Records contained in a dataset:
══════════

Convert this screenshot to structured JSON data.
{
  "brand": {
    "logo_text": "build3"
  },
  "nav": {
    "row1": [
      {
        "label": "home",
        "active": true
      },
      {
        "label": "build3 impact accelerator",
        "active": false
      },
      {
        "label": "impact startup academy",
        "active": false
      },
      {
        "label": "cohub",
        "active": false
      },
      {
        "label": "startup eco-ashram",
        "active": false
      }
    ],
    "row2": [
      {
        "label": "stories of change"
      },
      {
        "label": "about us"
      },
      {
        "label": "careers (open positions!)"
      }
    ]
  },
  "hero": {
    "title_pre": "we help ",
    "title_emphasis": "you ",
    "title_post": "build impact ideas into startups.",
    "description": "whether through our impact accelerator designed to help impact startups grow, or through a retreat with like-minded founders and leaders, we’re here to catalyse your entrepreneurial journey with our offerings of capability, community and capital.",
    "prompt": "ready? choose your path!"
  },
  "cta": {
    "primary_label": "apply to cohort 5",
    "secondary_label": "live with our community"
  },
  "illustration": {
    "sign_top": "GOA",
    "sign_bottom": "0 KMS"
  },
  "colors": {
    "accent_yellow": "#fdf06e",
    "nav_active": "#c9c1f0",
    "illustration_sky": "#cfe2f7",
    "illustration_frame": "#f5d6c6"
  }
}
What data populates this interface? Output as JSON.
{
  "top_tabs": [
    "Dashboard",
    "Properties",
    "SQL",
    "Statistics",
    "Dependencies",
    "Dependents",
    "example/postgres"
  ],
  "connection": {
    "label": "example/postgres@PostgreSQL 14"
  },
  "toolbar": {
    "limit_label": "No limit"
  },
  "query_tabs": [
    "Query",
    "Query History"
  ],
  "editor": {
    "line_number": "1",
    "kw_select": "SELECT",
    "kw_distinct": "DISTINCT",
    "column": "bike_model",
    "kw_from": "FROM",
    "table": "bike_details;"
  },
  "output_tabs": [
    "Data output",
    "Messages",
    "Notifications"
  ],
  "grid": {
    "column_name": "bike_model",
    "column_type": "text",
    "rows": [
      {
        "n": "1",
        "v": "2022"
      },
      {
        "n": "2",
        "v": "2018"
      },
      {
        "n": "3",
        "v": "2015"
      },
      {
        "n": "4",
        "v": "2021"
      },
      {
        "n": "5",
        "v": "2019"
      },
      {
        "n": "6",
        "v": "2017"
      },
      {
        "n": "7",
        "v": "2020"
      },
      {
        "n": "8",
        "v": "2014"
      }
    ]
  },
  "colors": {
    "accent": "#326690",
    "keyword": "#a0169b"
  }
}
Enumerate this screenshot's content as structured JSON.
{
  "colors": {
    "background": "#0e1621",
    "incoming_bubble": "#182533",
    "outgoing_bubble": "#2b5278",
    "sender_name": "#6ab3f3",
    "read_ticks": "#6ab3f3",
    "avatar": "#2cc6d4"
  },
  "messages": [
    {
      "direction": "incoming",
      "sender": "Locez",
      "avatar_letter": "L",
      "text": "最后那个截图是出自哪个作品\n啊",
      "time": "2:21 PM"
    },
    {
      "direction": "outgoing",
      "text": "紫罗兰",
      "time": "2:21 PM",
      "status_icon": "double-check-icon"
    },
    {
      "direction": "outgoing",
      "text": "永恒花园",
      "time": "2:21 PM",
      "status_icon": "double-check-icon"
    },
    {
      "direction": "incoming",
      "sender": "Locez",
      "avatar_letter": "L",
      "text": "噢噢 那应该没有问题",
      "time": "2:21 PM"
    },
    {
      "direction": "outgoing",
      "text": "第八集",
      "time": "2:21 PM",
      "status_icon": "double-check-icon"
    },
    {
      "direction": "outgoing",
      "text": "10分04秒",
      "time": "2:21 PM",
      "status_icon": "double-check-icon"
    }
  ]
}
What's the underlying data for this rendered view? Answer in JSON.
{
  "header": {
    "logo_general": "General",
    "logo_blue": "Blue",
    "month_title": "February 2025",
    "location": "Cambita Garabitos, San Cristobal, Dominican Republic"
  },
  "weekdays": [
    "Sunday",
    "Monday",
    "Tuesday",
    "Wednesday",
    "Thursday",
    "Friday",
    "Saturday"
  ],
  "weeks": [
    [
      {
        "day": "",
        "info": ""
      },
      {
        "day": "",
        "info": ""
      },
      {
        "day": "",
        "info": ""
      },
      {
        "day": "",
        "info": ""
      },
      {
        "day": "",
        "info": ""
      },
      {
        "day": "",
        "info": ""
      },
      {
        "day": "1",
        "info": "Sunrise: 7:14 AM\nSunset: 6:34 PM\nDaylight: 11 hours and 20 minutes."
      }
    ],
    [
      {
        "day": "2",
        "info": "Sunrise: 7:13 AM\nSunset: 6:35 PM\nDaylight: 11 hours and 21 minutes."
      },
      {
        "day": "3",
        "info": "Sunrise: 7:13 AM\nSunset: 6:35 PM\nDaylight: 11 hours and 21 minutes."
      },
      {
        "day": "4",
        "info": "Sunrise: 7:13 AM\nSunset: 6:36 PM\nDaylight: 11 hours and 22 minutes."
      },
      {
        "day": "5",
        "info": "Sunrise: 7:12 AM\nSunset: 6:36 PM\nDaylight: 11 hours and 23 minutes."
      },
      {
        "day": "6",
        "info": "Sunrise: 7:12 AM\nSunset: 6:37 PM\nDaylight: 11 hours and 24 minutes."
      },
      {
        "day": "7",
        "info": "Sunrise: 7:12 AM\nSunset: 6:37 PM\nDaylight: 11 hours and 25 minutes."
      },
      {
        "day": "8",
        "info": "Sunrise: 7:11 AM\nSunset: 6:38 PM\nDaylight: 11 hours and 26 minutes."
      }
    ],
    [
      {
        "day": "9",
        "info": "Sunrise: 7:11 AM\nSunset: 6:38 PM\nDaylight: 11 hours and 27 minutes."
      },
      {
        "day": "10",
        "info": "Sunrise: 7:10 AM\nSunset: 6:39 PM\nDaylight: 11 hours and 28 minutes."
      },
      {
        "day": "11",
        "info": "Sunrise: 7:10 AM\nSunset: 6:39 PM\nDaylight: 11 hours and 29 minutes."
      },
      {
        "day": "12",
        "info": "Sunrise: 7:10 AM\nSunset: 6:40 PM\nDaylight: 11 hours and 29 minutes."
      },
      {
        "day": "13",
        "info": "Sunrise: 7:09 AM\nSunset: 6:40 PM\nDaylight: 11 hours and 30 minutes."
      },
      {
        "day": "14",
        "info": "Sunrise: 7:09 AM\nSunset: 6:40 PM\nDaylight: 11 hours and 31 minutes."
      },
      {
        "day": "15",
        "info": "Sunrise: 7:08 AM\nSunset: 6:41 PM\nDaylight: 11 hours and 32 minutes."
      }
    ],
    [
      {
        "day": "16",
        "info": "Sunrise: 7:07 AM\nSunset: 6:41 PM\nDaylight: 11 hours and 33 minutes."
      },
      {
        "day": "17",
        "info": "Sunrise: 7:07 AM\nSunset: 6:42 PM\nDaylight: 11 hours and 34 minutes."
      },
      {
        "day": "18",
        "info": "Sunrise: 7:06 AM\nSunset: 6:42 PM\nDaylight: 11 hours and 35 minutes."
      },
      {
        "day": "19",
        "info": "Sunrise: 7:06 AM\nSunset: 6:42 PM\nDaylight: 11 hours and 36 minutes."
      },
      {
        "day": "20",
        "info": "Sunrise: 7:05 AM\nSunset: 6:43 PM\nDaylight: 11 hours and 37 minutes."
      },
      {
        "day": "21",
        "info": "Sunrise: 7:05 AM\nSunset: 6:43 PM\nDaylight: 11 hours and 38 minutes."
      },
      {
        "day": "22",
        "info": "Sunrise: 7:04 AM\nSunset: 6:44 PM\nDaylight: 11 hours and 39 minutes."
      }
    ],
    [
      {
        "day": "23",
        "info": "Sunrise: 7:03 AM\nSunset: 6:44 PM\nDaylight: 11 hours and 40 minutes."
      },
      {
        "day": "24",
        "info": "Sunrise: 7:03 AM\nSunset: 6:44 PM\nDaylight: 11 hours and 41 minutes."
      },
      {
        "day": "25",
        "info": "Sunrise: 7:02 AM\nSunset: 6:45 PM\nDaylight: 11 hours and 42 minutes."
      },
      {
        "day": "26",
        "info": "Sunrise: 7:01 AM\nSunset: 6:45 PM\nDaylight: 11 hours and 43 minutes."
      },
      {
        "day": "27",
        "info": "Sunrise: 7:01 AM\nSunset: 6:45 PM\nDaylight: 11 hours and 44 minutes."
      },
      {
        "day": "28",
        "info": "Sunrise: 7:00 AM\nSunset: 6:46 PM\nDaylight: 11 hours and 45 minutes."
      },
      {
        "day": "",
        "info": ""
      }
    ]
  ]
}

══════════

▶ _What is expected_
From the data, pick out every line that includes "help".

▶ _The completed task_
    "title_pre": "we help ",
    "description": "whether through our impact accelerator designed to help impact startups grow, or through a retreat with like-minded founders and leaders, we’re here to catalyse your entrepreneurial journey with our offerings of capability, community and capital.",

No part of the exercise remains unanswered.